■ **Work task**
State how many lines in the records below contain the string "utan", and give nothing besides that number.

Exercise data Start Marker

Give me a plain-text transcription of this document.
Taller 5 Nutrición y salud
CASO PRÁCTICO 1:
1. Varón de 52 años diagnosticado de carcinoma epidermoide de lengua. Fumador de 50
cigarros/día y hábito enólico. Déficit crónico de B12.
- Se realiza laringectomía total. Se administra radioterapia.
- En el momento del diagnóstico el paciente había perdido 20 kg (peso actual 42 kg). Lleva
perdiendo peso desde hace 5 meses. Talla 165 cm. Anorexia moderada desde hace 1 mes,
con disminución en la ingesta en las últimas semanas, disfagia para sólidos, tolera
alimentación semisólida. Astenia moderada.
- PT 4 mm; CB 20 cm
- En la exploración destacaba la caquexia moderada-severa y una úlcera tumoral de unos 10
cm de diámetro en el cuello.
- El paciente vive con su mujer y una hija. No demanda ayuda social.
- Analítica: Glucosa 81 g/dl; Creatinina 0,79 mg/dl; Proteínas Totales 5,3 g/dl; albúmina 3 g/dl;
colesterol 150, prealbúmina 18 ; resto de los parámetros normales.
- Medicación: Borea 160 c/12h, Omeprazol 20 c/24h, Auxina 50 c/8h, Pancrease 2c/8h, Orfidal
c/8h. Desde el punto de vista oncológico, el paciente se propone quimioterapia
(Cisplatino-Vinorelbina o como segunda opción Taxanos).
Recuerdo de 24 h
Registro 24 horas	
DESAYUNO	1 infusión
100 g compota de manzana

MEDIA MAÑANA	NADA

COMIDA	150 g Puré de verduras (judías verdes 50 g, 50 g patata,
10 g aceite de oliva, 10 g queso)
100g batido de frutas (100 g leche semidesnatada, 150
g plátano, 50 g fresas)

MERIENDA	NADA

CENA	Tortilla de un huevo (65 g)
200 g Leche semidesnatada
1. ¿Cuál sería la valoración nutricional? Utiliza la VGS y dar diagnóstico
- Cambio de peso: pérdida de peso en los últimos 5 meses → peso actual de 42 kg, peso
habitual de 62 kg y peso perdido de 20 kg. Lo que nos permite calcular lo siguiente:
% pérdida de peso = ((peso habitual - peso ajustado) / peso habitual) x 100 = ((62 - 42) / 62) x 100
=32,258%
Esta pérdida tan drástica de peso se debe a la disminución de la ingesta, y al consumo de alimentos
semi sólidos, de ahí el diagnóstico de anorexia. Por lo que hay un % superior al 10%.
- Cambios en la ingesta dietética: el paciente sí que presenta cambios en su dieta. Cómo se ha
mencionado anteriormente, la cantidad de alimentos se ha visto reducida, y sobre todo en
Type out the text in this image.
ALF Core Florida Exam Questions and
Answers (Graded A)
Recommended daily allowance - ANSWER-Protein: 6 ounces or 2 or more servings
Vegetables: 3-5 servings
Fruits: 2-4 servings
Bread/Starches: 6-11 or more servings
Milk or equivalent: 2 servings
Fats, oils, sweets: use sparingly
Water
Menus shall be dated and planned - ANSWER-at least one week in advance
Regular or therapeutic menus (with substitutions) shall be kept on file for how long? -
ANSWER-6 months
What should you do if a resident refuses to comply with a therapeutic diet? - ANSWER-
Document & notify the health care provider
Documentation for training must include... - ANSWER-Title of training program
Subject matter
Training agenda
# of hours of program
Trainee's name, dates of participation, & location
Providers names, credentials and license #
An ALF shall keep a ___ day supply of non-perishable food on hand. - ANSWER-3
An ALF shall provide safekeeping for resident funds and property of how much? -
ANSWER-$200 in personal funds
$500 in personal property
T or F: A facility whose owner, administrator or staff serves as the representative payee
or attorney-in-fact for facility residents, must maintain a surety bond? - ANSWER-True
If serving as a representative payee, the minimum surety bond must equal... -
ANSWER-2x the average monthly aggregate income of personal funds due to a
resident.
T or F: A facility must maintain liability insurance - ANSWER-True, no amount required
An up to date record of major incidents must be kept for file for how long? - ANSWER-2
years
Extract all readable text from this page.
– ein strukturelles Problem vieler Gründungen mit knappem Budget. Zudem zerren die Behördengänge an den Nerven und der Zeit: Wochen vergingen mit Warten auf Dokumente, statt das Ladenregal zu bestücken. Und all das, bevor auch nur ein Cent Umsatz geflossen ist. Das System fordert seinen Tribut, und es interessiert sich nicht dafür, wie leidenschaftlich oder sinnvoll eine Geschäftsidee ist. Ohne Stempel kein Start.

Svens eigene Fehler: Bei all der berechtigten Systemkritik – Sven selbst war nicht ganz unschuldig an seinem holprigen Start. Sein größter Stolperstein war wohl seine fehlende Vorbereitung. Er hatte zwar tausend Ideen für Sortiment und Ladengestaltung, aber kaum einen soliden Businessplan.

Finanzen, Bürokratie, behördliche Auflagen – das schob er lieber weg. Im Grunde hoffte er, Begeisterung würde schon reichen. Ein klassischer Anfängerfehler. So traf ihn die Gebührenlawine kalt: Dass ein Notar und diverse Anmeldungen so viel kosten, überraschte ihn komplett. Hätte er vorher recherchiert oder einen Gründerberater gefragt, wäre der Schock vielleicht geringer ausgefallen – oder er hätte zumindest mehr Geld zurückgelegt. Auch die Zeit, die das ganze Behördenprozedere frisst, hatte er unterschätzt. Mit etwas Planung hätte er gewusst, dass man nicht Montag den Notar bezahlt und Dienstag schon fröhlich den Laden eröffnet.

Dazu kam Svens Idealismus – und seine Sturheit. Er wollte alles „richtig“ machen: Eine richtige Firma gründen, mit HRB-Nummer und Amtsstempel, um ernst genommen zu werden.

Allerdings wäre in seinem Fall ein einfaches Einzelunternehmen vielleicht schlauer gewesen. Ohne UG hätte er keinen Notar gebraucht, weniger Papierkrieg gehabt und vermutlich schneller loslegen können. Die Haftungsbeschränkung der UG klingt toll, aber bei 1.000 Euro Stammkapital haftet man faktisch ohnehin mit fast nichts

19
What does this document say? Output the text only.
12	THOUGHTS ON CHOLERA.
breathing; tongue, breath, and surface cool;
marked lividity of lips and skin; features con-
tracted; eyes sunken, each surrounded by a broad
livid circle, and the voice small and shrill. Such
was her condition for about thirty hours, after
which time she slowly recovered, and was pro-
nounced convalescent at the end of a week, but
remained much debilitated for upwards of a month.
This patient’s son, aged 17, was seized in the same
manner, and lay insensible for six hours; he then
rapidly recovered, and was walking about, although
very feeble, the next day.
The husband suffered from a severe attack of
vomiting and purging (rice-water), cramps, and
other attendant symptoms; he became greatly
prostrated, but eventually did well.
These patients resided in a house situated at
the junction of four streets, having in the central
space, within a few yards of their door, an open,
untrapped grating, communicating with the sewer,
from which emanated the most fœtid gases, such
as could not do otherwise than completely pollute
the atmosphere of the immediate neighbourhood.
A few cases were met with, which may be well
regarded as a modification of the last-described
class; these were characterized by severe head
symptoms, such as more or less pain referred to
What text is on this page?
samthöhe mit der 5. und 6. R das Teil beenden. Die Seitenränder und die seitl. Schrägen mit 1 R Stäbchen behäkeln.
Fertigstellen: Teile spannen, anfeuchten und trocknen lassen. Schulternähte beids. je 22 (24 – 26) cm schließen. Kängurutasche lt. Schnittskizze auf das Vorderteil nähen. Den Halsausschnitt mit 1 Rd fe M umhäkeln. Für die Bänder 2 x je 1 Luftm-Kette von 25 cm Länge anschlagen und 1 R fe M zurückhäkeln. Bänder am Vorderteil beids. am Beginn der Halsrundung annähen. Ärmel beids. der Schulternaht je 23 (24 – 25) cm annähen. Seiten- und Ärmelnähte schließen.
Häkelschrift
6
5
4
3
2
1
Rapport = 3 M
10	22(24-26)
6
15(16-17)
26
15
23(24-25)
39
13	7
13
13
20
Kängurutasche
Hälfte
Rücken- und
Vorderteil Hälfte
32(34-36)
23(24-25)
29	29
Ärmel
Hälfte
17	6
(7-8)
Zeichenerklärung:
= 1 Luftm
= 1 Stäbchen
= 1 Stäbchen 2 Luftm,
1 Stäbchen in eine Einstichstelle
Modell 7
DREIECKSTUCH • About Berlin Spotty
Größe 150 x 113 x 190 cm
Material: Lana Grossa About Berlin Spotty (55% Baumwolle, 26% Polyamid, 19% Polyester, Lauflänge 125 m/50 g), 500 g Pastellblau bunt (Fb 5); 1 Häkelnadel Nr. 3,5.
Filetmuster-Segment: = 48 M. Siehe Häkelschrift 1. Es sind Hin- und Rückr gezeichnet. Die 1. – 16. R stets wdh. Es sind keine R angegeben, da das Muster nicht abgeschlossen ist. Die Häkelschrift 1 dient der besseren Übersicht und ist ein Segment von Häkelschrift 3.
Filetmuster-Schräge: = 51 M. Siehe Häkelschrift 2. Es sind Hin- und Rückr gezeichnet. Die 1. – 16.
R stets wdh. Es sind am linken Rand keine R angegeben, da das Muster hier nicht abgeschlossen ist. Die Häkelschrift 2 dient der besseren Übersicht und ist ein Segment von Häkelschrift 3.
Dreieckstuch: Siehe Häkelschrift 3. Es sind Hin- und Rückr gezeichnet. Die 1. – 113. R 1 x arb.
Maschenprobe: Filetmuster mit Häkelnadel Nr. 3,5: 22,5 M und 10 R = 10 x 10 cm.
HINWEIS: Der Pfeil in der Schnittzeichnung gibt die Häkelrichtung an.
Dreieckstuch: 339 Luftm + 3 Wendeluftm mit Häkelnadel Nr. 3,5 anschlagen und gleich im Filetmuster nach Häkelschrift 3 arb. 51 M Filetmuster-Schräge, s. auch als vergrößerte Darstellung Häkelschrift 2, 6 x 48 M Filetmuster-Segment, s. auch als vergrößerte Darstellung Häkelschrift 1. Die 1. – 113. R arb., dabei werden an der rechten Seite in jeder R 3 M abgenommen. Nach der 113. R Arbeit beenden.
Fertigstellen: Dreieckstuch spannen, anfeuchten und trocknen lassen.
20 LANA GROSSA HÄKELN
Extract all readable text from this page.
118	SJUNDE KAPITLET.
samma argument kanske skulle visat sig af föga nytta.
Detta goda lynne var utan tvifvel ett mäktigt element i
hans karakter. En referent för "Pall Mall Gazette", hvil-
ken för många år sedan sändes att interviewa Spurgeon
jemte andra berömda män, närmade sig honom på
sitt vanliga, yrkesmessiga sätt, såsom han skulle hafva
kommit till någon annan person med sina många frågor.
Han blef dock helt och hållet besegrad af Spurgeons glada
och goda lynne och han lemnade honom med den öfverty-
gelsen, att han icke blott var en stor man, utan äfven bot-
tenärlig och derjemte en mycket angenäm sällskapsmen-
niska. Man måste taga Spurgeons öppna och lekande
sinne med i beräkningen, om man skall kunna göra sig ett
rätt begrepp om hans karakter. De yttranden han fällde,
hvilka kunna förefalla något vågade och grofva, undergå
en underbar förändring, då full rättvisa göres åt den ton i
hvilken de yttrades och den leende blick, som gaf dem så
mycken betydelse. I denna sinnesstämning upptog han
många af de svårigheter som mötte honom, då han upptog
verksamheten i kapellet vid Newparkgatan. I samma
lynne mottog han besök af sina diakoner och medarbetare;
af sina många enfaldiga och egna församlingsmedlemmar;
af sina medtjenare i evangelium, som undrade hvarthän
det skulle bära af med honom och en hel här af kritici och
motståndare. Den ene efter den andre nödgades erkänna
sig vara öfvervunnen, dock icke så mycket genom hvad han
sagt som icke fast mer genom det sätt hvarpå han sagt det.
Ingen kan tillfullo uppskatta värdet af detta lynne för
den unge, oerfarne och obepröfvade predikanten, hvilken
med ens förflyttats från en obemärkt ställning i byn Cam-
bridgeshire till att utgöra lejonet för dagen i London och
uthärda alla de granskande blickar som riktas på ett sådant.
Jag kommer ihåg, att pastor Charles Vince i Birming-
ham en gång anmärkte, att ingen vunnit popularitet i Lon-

Exercise data End Marker

■ **Reply to the exercise**
2